DATA FOR THE TASK =
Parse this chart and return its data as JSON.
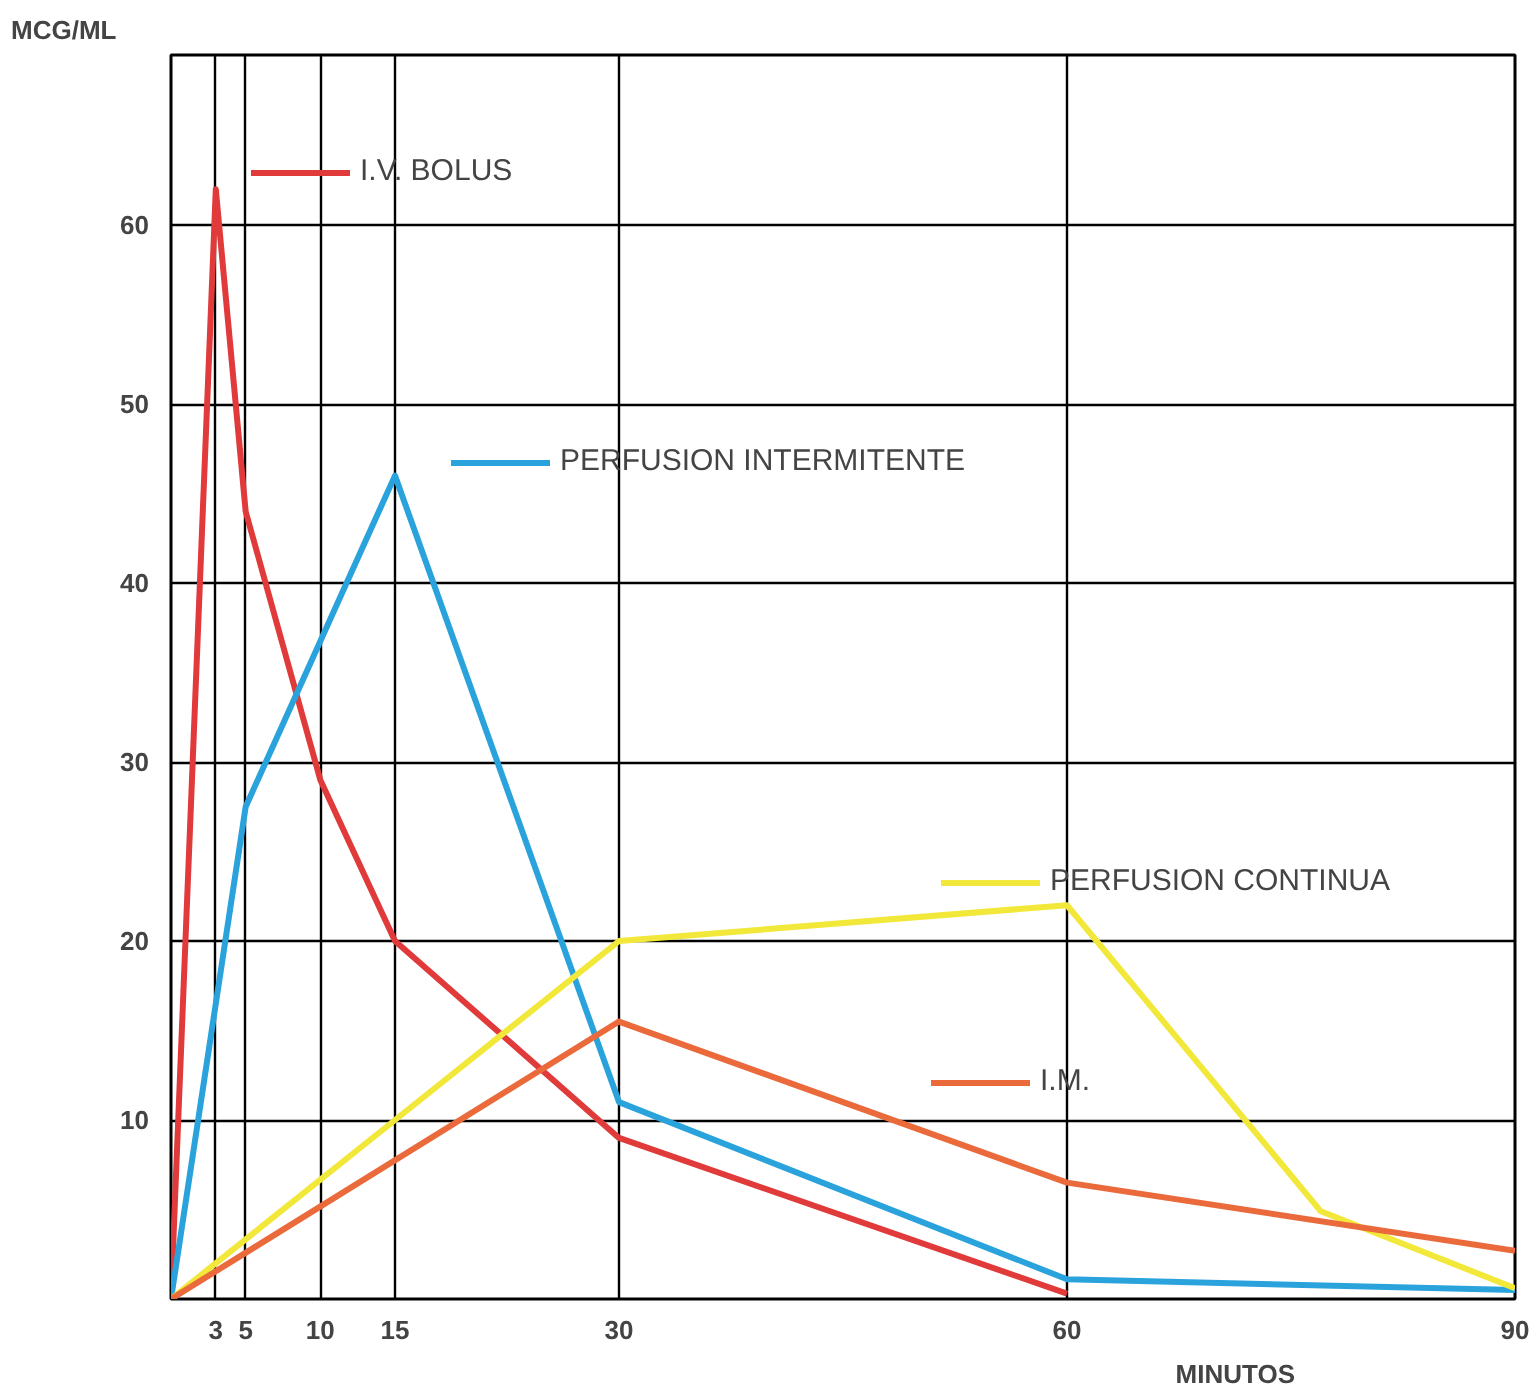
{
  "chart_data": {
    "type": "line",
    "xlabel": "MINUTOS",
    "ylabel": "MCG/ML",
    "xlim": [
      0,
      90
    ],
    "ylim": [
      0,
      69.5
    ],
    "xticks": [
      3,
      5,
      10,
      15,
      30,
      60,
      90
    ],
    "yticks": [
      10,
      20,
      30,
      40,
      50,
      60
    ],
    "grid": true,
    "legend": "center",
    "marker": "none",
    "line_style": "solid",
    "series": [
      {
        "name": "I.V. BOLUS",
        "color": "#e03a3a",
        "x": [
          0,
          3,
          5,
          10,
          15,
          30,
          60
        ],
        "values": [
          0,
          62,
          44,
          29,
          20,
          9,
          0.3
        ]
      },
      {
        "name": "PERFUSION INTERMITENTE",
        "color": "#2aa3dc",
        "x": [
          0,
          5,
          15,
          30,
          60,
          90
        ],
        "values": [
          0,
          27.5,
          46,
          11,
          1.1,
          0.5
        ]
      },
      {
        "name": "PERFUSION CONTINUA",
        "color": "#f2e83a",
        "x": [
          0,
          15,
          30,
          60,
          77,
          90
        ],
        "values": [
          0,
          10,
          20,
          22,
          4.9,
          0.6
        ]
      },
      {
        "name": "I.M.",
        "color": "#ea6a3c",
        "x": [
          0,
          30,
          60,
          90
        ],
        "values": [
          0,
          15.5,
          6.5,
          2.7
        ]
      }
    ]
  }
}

EXERCISE TASK = Copy everything in the records above except the pictures, exactly as written.

FULL OUTPUT =
Parse this chart and return its data as JSON.
{
  "chart_data": {
    "type": "line",
    "xlabel": "MINUTOS",
    "ylabel": "MCG/ML",
    "xlim": [
      0,
      90
    ],
    "ylim": [
      0,
      69.5
    ],
    "xticks": [
      3,
      5,
      10,
      15,
      30,
      60,
      90
    ],
    "yticks": [
      10,
      20,
      30,
      40,
      50,
      60
    ],
    "grid": true,
    "legend": "center",
    "marker": "none",
    "line_style": "solid",
    "series": [
      {
        "name": "I.V. BOLUS",
        "color": "#e03a3a",
        "x": [
          0,
          3,
          5,
          10,
          15,
          30,
          60
        ],
        "values": [
          0,
          62,
          44,
          29,
          20,
          9,
          0.3
        ]
      },
      {
        "name": "PERFUSION INTERMITENTE",
        "color": "#2aa3dc",
        "x": [
          0,
          5,
          15,
          30,
          60,
          90
        ],
        "values": [
          0,
          27.5,
          46,
          11,
          1.1,
          0.5
        ]
      },
      {
        "name": "PERFUSION CONTINUA",
        "color": "#f2e83a",
        "x": [
          0,
          15,
          30,
          60,
          77,
          90
        ],
        "values": [
          0,
          10,
          20,
          22,
          4.9,
          0.6
        ]
      },
      {
        "name": "I.M.",
        "color": "#ea6a3c",
        "x": [
          0,
          30,
          60,
          90
        ],
        "values": [
          0,
          15.5,
          6.5,
          2.7
        ]
      }
    ]
  }
}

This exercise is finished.